WRITTEN TASK>
What is the number of lines in the data holding the word "самокор"? Give that number by itself.

INPUT ROWS>
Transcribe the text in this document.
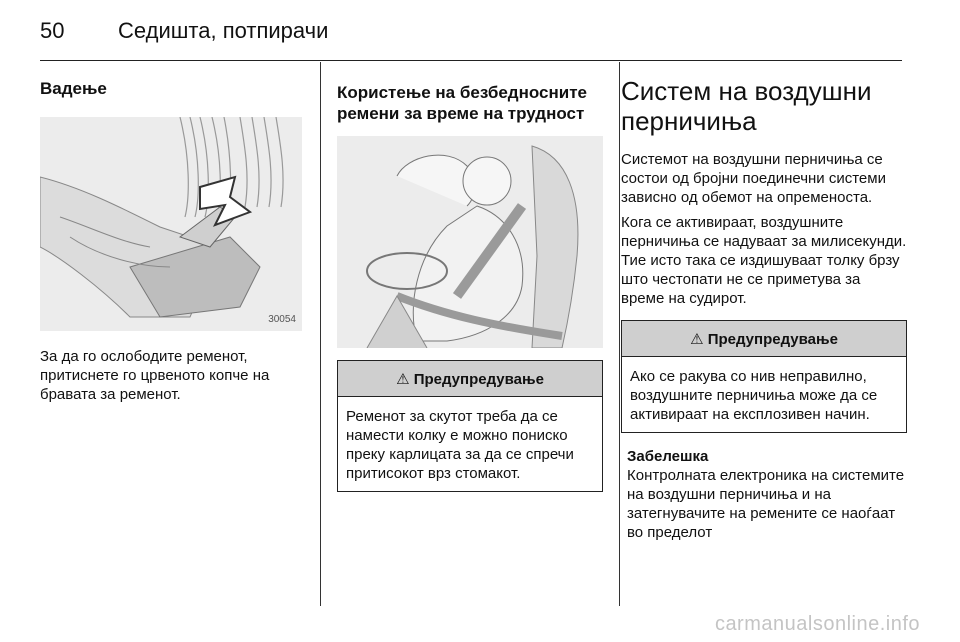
50 Седишта, потпирачи
Вадење
30054

За да го ослободите ременот, притиснете го црвеното копче на бравата за ременот.

Користење на безбедносните ремени за време на трудност
⚠ Предупредување

Ременот за скутот треба да се намести колку е можно пониско преку карлицата за да се спречи притисокот врз стомакот.

Систем на воздушни перничиња

Системот на воздушни перничиња се состои од бројни поединечни системи зависно од обемот на опременоста.

Кога се активираат, воздушните перничиња се надуваат за милисекунди. Тие исто така се издишуваат толку брзу што честопати не се приметува за време на судирот.

⚠ Предупредување

Ако се ракува со нив неправилно, воздушните перничиња може да се активираат на експлозивен начин.

Забелешка

Контролната електроника на системите на воздушни перничиња и на затегнувачите на ремените се наоѓаат во пределот

carmanualsonline.info
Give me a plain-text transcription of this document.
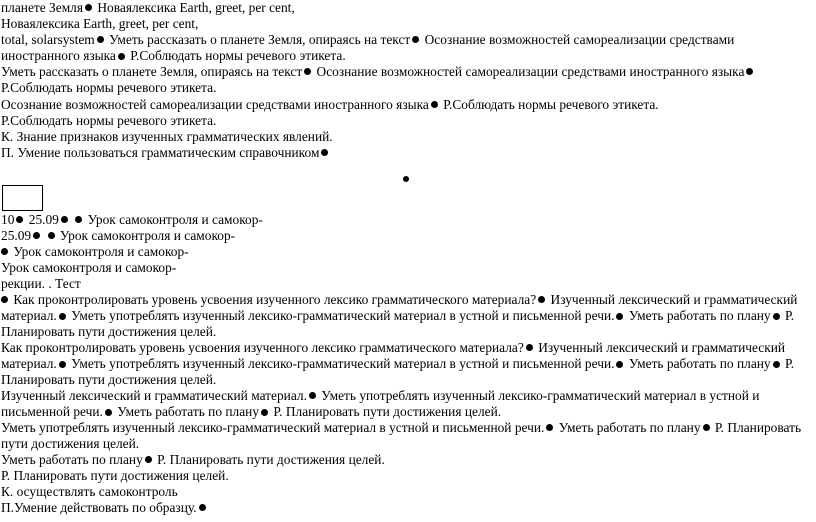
планете Земля Новаялексика Earth, greet, per cent,
Новаялексика Earth, greet, per cent,
total, solarsystem Уметь рассказать о планете Земля, опираясь на текст Осознание возможностей самореализации средствами иностранного языка Р.Соблюдать нормы речевого этикета.
Уметь рассказать о планете Земля, опираясь на текст Осознание возможностей самореализации средствами иностранного языка Р.Соблюдать нормы речевого этикета.
Осознание возможностей самореализации средствами иностранного языка Р.Соблюдать нормы речевого этикета.
Р.Соблюдать нормы речевого этикета.
К. Знание признаков изученных грамматических явлений.
П. Умение пользоваться грамматическим справочником
10 25.09 Урок самоконтроля и самокор-
25.09 Урок самоконтроля и самокор-
Урок самоконтроля и самокор-
Урок самоконтроля и самокор-
рекции. . Тест
Как проконтролировать уровень усвоения изученного лексико грамматического материала? Изученный лексический и грамматический материал. Уметь употреблять изученный лексико-грамматический материал в устной и письменной речи. Уметь работать по плану Р. Планировать пути достижения целей.
Как проконтролировать уровень усвоения изученного лексико грамматического материала? Изученный лексический и грамматический материал. Уметь употреблять изученный лексико-грамматический материал в устной и письменной речи. Уметь работать по плану Р. Планировать пути достижения целей.
Изученный лексический и грамматический материал. Уметь употреблять изученный лексико-грамматический материал в устной и письменной речи. Уметь работать по плану Р. Планировать пути достижения целей.
Уметь употреблять изученный лексико-грамматический материал в устной и письменной речи. Уметь работать по плану Р. Планировать пути достижения целей.
Уметь работать по плану Р. Планировать пути достижения целей.
Р. Планировать пути достижения целей.
К. осуществлять самоконтроль
П.Умение действовать по образцу.
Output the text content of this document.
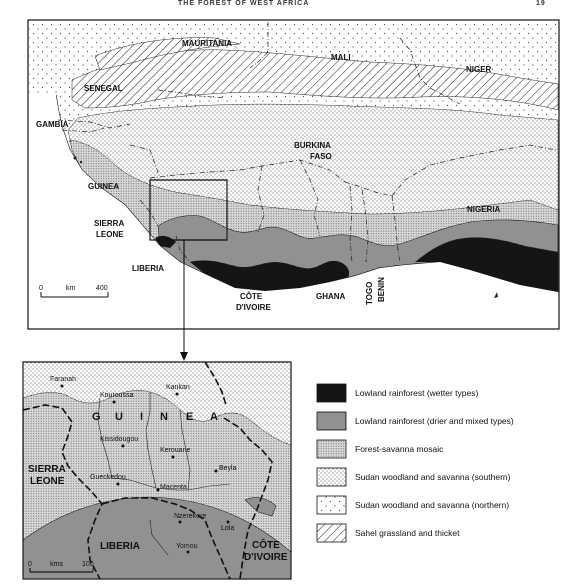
THE FOREST OF WEST AFRICA	19
MAURITANIA
MALI
NIGER
SENEGAL
GAMBIA
BURKINA
FASO
GUINEA
SIERRA
LEONE
NIGERIA
LIBERIA
CÔTE
D'IVOIRE
GHANA TOGO BENIN
0	km	400
Faranah
Kouroussa
Kankan
Kissidougou
Kerouane
Gueckedou
Macenta
Beyla
Nzerekore
Lola
Yomou
G U I N E A
SIERRA
LEONE
LIBERIA	CÔTE
D'IVOIRE
0	kms	100
Lowland rainforest (wetter types)
Lowland rainforest (drier and mixed types)
Forest-savanna mosaic
Sudan woodland and savanna (southern)
Sudan woodland and savanna (northern)
Sahel grassland and thicket
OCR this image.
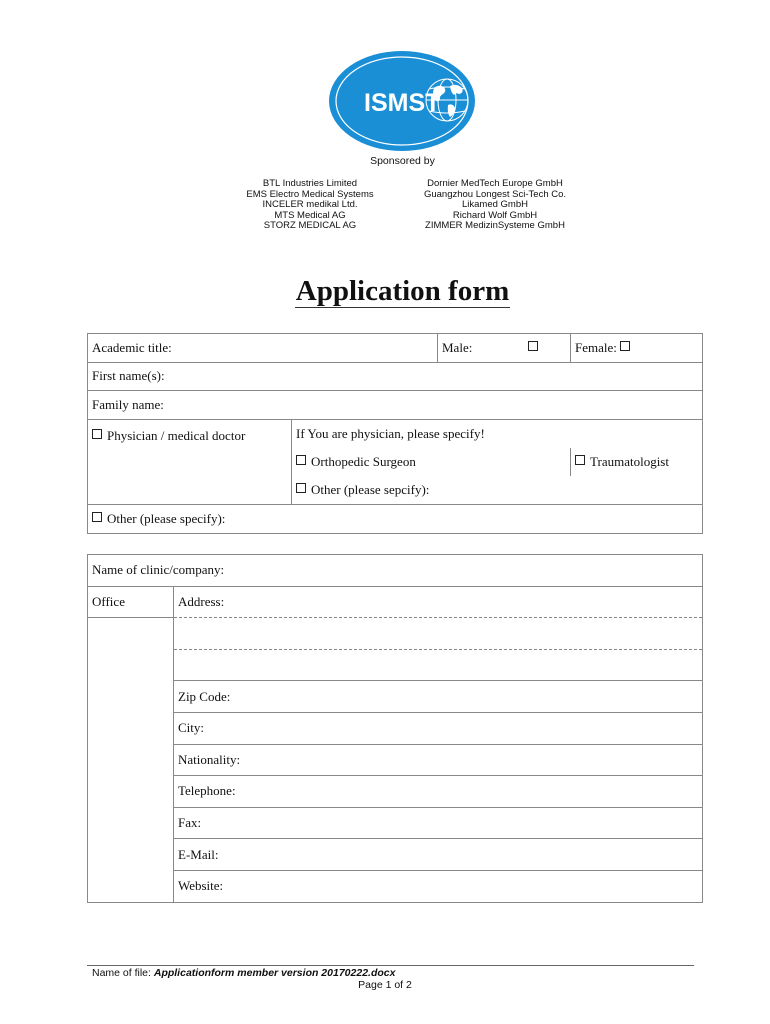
ISMST
Sponsored by
BTL Industries Limited
EMS Electro Medical Systems
INCELER medikal Ltd.
MTS Medical AG
STORZ MEDICAL AG
Dornier MedTech Europe GmbH
Guangzhou Longest Sci-Tech Co.
Likamed GmbH
Richard Wolf GmbH
ZIMMER MedizinSysteme GmbH
Application form
Academic title:		Male:	Female:
First name(s):			
Family name:			
Physician / medical doctor	If You are physician, please specify!		
	Orthopedic Surgeon		Traumatologist
	Other (please sepcify):		
Other (please specify):			
Name of clinic/company:	
Office	Address:

	Zip Code:
	City:
	Nationality:
	Telephone:
	Fax:
	E-Mail:
	Website:
Name of file: Applicationform member version 20170222.docx
Page 1 of 2
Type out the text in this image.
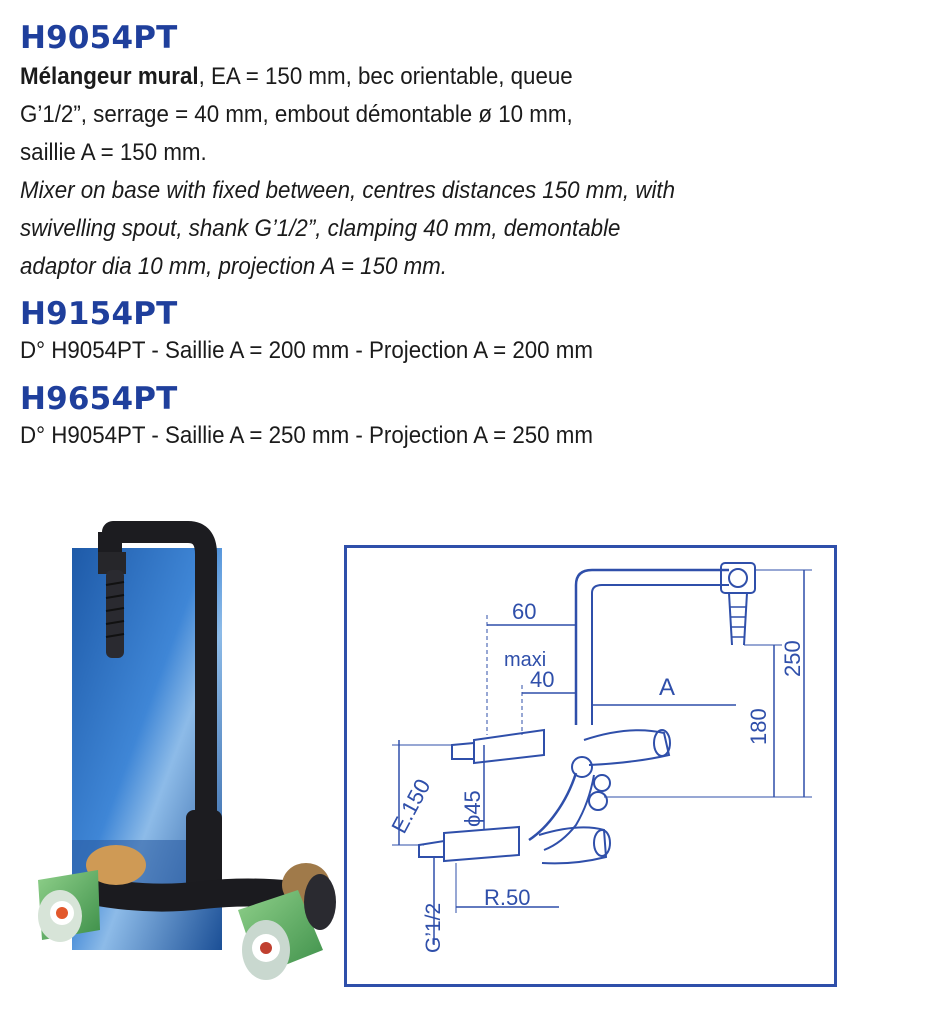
H9054PT
Mélangeur mural, EA = 150 mm, bec orientable, queue
G’1/2”, serrage = 40 mm, embout démontable ø 10 mm,
saillie A = 150 mm.
Mixer on base with fixed between, centres distances 150 mm, with
swivelling spout, shank G’1/2”, clamping 40 mm, demontable
adaptor dia 10 mm, projection A = 150 mm.
H9154PT
D° H9054PT - Saillie A = 200 mm - Projection A = 200 mm
H9654PT
D° H9054PT - Saillie A = 250 mm - Projection A = 250 mm
60
maxi
40	A
180
250
E.150 ϕ45
G’1/2
R.50
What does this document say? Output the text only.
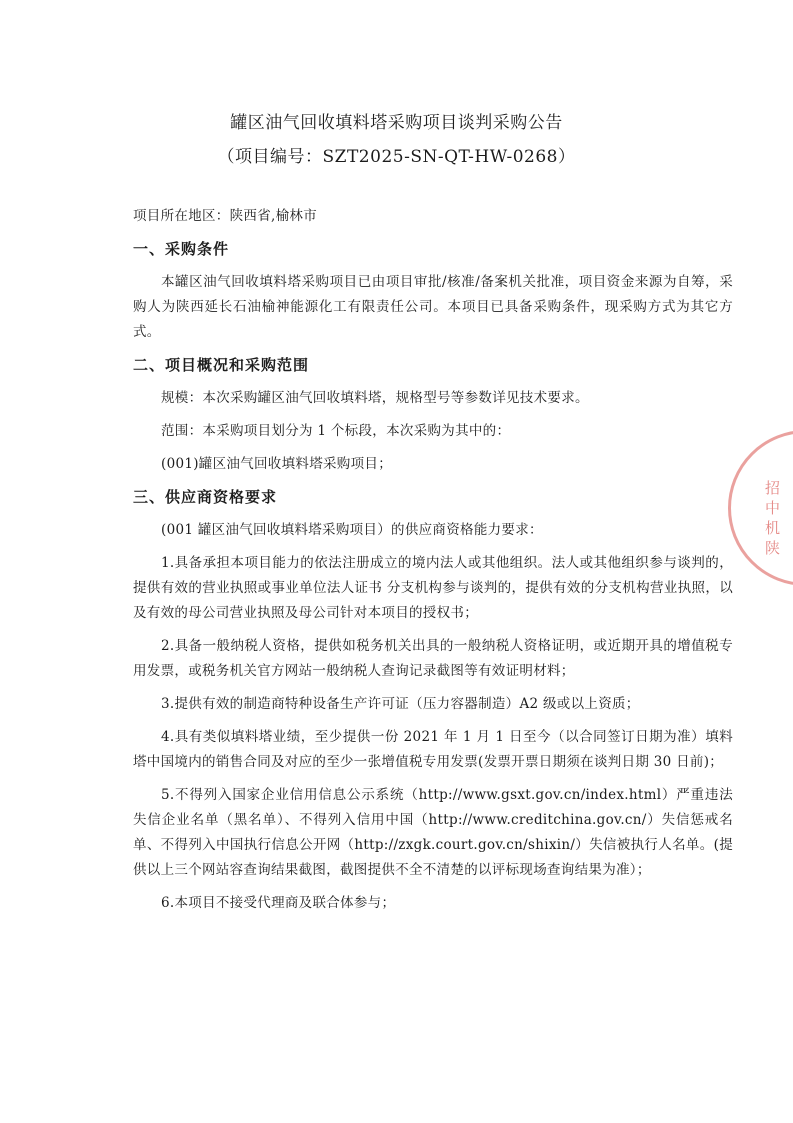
罐区油气回收填料塔采购项目谈判采购公告
（项目编号：SZT2025-SN-QT-HW-0268）

项目所在地区：陕西省,榆林市

一、采购条件

本罐区油气回收填料塔采购项目已由项目审批/核准/备案机关批准，项目资金来源为自筹，采购人为陕西延长石油榆神能源化工有限责任公司。本项目已具备采购条件，现采购方式为其它方式。

二、项目概况和采购范围

规模：本次采购罐区油气回收填料塔，规格型号等参数详见技术要求。

范围：本采购项目划分为 1 个标段，本次采购为其中的：

(001)罐区油气回收填料塔采购项目；

三、供应商资格要求

(001 罐区油气回收填料塔采购项目）的供应商资格能力要求：

1.具备承担本项目能力的依法注册成立的境内法人或其他组织。法人或其他组织参与谈判的，提供有效的营业执照或事业单位法人证书 分支机构参与谈判的，提供有效的分支机构营业执照，以及有效的母公司营业执照及母公司针对本项目的授权书；

2.具备一般纳税人资格，提供如税务机关出具的一般纳税人资格证明，或近期开具的增值税专用发票，或税务机关官方网站一般纳税人查询记录截图等有效证明材料；

3.提供有效的制造商特种设备生产许可证（压力容器制造）A2 级或以上资质；

4.具有类似填料塔业绩，至少提供一份 2021 年 1 月 1 日至今（以合同签订日期为准）填料塔中国境内的销售合同及对应的至少一张增值税专用发票(发票开票日期须在谈判日期 30 日前)；

5.不得列入国家企业信用信息公示系统（http://www.gsxt.gov.cn/index.html）严重违法失信企业名单（黑名单）、不得列入信用中国（http://www.creditchina.gov.cn/）失信惩戒名单、不得列入中国执行信息公开网（http://zxgk.court.gov.cn/shixin/）失信被执行人名单。(提供以上三个网站容查询结果截图，截图提供不全不清楚的以评标现场查询结果为准）；

6.本项目不接受代理商及联合体参与；

招中机陕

REPLY>
4